▸ **WRITTEN INSTRUCTION**: Find every line below that contains the word "content" and copy it out.

[begin EXTRACTED ENTRIES]

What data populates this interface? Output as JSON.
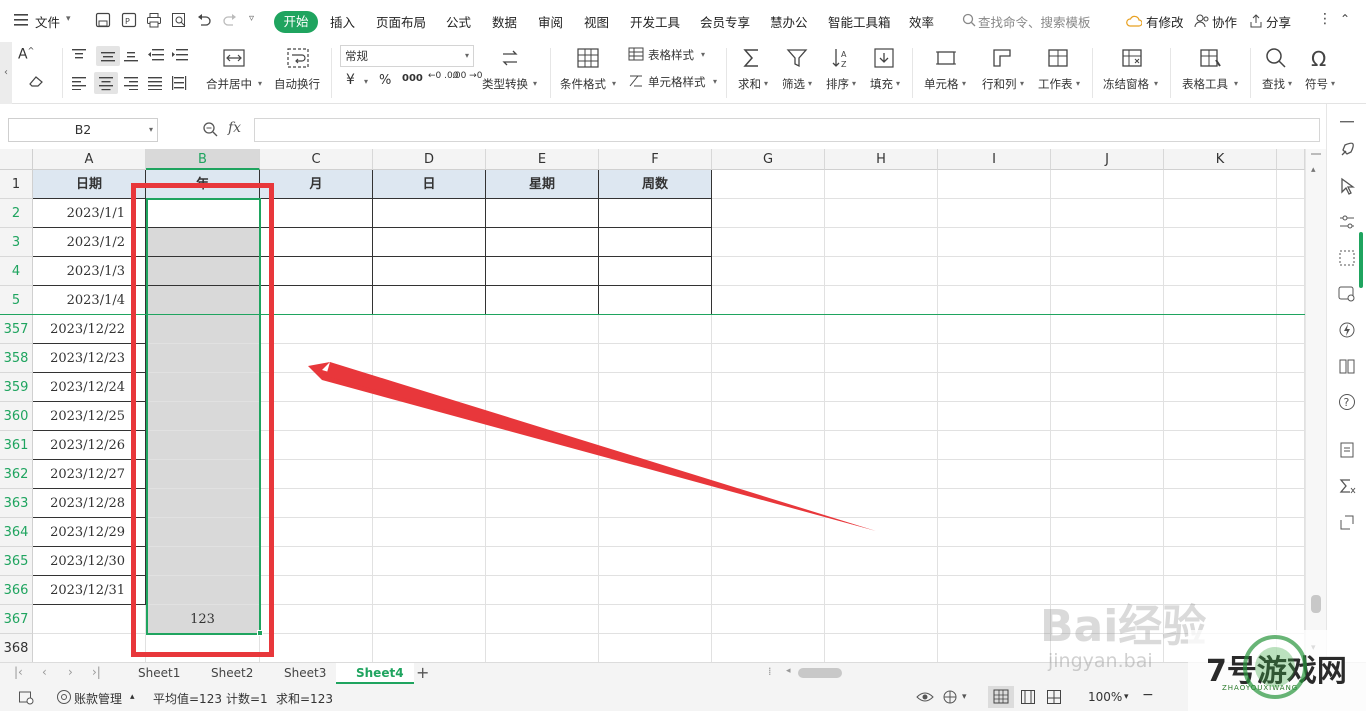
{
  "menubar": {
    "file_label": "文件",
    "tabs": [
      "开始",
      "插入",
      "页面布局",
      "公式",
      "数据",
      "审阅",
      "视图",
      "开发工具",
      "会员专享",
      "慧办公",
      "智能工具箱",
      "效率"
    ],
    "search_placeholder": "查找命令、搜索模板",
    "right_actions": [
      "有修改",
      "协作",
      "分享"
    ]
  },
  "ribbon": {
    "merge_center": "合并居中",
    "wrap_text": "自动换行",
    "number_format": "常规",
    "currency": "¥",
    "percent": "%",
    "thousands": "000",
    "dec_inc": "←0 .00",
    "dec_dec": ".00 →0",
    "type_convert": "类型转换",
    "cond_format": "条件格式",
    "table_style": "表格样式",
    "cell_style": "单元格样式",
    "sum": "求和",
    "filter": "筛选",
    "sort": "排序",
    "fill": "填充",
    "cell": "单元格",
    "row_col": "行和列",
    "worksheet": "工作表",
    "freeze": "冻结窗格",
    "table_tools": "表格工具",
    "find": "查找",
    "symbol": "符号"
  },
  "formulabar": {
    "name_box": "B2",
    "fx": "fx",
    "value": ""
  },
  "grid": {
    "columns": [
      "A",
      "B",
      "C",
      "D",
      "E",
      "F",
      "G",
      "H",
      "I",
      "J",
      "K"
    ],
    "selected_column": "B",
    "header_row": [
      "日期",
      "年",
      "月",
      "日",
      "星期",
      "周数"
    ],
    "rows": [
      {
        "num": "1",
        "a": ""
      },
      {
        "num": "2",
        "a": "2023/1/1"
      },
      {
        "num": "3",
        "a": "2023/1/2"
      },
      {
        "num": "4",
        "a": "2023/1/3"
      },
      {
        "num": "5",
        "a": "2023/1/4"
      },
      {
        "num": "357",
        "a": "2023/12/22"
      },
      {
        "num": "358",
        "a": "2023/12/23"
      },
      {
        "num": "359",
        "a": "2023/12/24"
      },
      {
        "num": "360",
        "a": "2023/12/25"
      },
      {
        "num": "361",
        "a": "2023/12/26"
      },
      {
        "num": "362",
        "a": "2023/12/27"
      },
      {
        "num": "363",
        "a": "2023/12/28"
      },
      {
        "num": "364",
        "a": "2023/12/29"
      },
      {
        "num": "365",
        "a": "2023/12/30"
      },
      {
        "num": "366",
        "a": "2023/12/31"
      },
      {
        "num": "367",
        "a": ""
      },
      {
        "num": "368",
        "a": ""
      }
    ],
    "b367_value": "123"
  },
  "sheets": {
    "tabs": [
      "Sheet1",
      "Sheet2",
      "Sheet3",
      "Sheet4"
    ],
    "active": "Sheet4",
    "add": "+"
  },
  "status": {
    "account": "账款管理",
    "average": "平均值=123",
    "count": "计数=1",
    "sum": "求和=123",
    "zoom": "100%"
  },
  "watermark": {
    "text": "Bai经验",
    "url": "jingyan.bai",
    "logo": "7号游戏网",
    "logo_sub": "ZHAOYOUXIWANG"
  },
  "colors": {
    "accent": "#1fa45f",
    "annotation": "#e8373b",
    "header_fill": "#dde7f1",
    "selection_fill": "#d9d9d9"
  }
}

[end EXTRACTED ENTRIES]
[begin EXTRACTED ENTRIES]

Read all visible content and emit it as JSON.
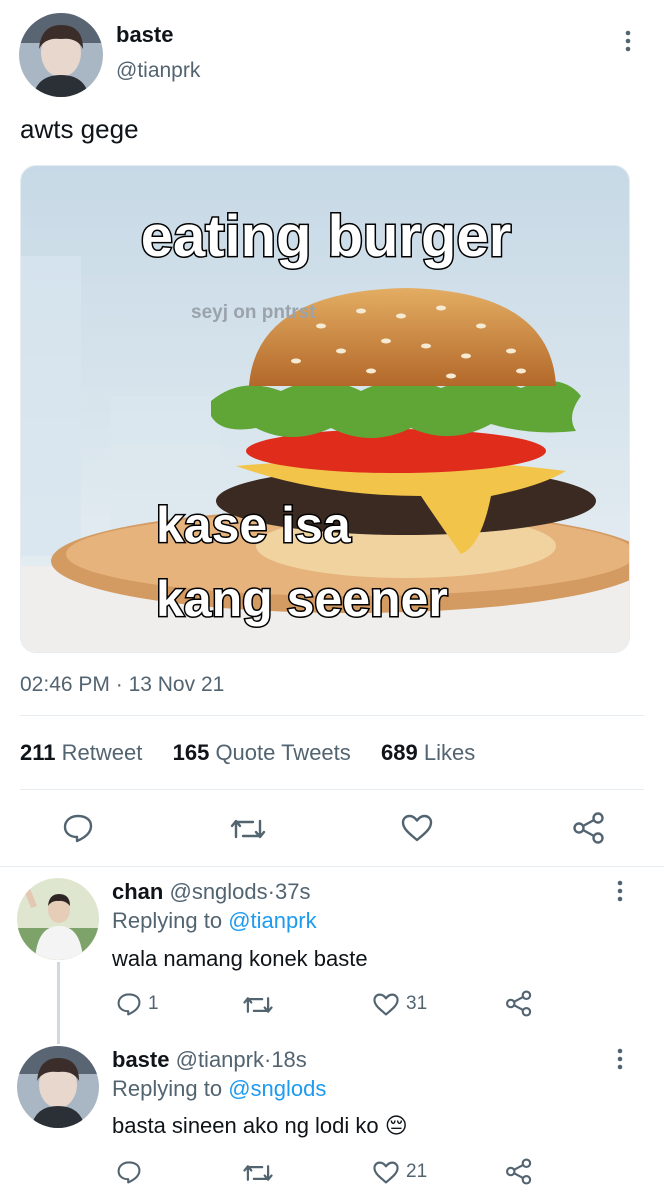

[end EXTRACTED ENTRIES]
[begin EXTRACTED ENTRIES]

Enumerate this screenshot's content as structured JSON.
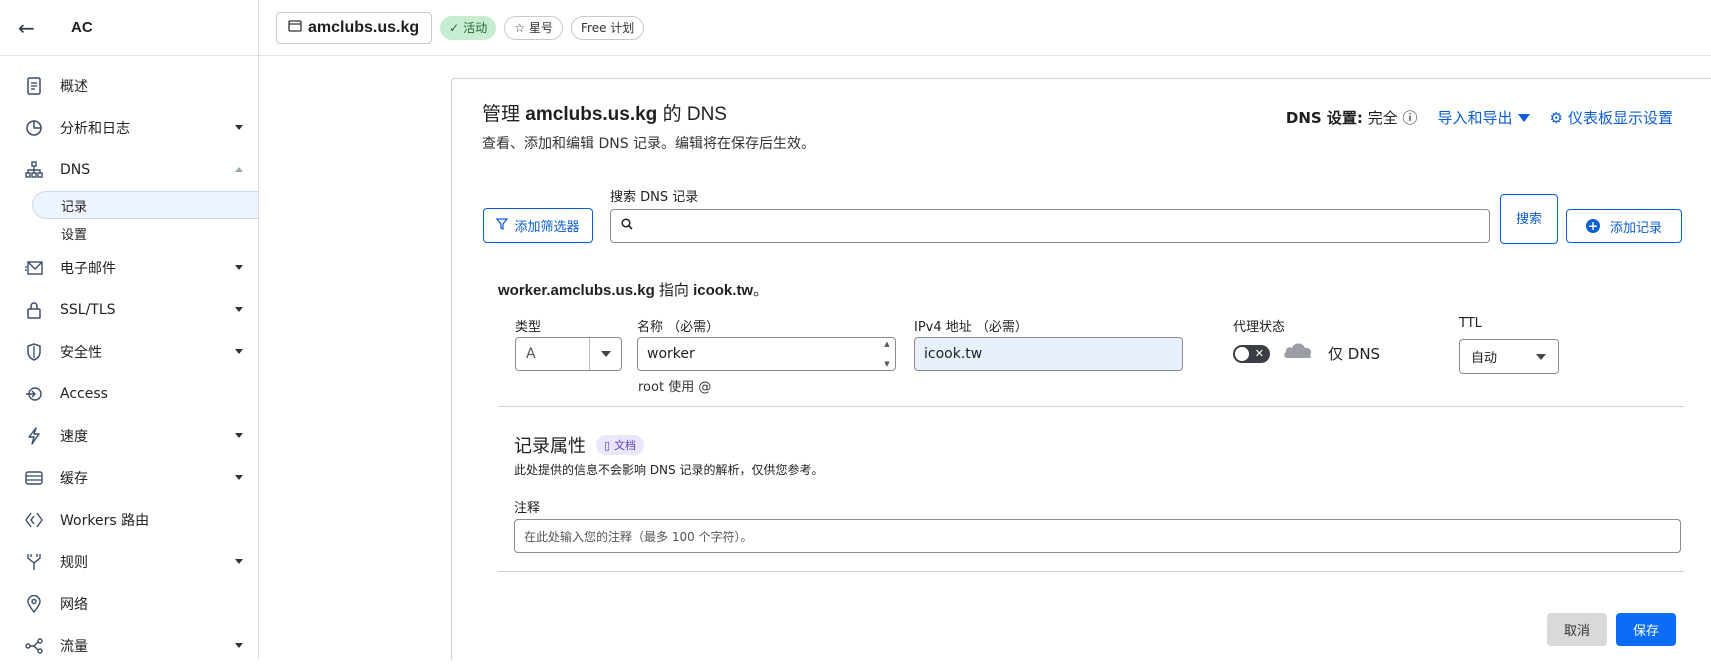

[end EXTRACTED ENTRIES]

▸ **OUTPUT**:
Read all visible content and emit it as JSON.
Enumerate this screenshot's content as structured JSON.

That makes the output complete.